March 19, 1963 – Joining 1,400 Democratic party
workers at a luncheon at the Morrison Hotel, Illinois Senator Paul Douglas and
Governor Otto Kerner urge listeners to get Chicago Mayor Richard J. Daley “the
biggest majority in the city’s history” [Chicago
Tribune, March 20, 1963] in the upcoming April 2 election. Kerner describes Daley as “the best mayor
Chicago has ever had,” and jokes that his wife, who is the daughter of former
Mayor Anton Cermak, may not let him in the door when he comes home after giving
such an encomium to Daley. The only negative in the praise-fest is when State’s
Attorney Daniel Ward urges the elected officials, precinct captains and party
workers gathered below the dais “to take a question into each home, and that is
what happened to the $94,940 in cash from Mr. Adamowski’s contingency fund.
[Adamowski’s campaign got off to a hobbled start when whispering began that he
had used par of his office’s contingency fund on his own campaign.] He is vocal
about many things, but silent about that.”
Daley frowns at the mention of his opponent’s name. Later, those close to Daley say that Ward
broke one of Daley’s “cardinal rules in politics: never mention the name of
your opponent, but campaign solely on your own record without any ‘mud-slinging.’”
March 19, 1911 – Over two-dozen firemen are overcome by smoke and fumes on a day in which 71 fires are reported in the city as a fire rips though Warehouse “B” of the Monarch Refrigerating Company plant at 40 East Michigan Street. The flames are fed by a million pounds of butter, and the thick walls of the plant, along with the small refrigeration cells within it and narrow hallways connecting them make it nearly impossible to get water onto the blaze in sufficient quantities to do much good. Chief Arthur Seyferlich of the second battalion is among the first to reach the fire and helps to carry injured firemen down fire escapes. He is overcome by smoke in his second search of the building and has to be rescued by his brother. Fourteen horse-drawn fire engines work on Cass Street, four more work on Rush Street and another four are placed at Michigan and State. The fire, which most probably results from frayed wires on the fifth floor, burns for days. Lost in the fire are 764 cans of eggs that the United States government had seized as evidence on the ground that they contained “putrid matter.” The eggs were to be presented as evidence before Judge Kenesaw Landis the following week. Chief Seyferlich, who served as Chicago's Fire Marshal from 1921 to 1926, is pictured above.
March 19, 1928 -- The Morrison Hotel, the first building outside of New York to rise more than 40 stories, is selected by Mayor William Hale Thompson's Radio Commission as the building on which the "Lindbergh Light" will be placed. The hotel agrees to pay for the cost of the 200 foot tower on which the light will sit and assume the responsibility for its maintenance. In 1927 Mr. Elmer G. Sperry, President of the Sperry Gyroscope Company, offered the beacon, which will be seen for 250 miles, providing that Chicago find a way to mount and maintain it. GREAT NEWS! But it didn't work out. A competition began between two great beacons, one proposed for the Roanoke Building on LaSalle Street and Mr. Sperry's Lindbergh Light. In the end a stationary beam was placed on the brand new La Salle-Wacker Building and the Lindbergh Light ended up at the top of the Palmolive Building, completed in 1929. It turns out that Elmer Sperry never saw his controversial beacon. He died two months before it cast its first beam into the Chicago night. The Morrison Hotel was demolished in 1965 to make way for the new First National Bank of Chicago building, now Chase, at Clark and Madison.

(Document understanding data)
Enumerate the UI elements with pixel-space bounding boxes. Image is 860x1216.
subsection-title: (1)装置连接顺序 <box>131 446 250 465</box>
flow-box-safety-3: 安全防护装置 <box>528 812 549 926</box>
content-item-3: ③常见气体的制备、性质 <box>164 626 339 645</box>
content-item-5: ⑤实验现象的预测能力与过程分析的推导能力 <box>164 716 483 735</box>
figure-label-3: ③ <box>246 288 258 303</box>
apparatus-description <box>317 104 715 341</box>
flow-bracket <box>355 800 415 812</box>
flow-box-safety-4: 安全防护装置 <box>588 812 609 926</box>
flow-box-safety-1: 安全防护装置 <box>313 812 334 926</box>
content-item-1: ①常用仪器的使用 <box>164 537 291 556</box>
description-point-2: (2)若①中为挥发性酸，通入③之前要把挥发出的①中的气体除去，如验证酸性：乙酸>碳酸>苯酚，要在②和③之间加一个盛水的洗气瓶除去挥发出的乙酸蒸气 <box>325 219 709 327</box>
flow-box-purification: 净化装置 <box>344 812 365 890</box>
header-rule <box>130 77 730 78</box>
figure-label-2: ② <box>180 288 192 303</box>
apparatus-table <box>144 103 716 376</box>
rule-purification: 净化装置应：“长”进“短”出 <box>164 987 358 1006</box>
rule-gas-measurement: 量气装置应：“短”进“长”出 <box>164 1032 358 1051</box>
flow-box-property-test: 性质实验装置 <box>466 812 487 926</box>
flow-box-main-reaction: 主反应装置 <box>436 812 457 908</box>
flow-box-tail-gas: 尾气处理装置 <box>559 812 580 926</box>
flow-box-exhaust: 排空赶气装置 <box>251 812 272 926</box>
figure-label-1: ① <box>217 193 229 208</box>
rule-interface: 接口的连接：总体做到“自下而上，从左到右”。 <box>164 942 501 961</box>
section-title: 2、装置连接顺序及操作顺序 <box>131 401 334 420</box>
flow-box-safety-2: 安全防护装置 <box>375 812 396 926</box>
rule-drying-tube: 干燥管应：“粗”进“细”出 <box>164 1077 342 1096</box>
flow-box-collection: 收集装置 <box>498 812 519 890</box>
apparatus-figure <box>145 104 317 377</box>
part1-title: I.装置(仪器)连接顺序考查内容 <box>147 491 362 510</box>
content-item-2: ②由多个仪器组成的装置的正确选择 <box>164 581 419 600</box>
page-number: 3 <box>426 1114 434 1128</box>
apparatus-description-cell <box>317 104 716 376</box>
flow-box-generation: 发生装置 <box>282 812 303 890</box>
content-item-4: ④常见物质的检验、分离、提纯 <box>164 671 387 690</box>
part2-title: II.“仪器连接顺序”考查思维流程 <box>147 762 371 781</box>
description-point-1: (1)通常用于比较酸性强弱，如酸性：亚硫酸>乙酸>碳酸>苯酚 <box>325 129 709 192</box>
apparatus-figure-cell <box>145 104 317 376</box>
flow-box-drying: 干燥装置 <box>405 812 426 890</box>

*Questions*:
A: List every building named in the paragraph of the Chicago history text dated March 19, 1928.
B: Reproduce the Chicago history text word for word, starting with "March 19, 1963" and going on through "Adamowski’s contingency fund.".

*Solutions to the exercise*:
A:
- Morrison Hotel
- Roanoke Building
- La Salle-Wacker Building
- Palmolive Building
- First National Bank of Chicago building (now Chase)

B:
March 19, 1963 – Joining 1,400 Democratic party
workers at a luncheon at the Morrison Hotel, Illinois Senator Paul Douglas and
Governor Otto Kerner urge listeners to get Chicago Mayor Richard J. Daley “the
biggest majority in the city’s history” [Chicago
Tribune, March 20, 1963] in the upcoming April 2 election. Kerner describes Daley as “the best mayor
Chicago has ever had,” and jokes that his wife, who is the daughter of former
Mayor Anton Cermak, may not let him in the door when he comes home after giving
such an encomium to Daley. The only negative in the praise-fest is when State’s
Attorney Daniel Ward urges the elected officials, precinct captains and party
workers gathered below the dais “to take a question into each home, and that is
what happened to the $94,940 in cash from Mr. Adamowski’s contingency fund.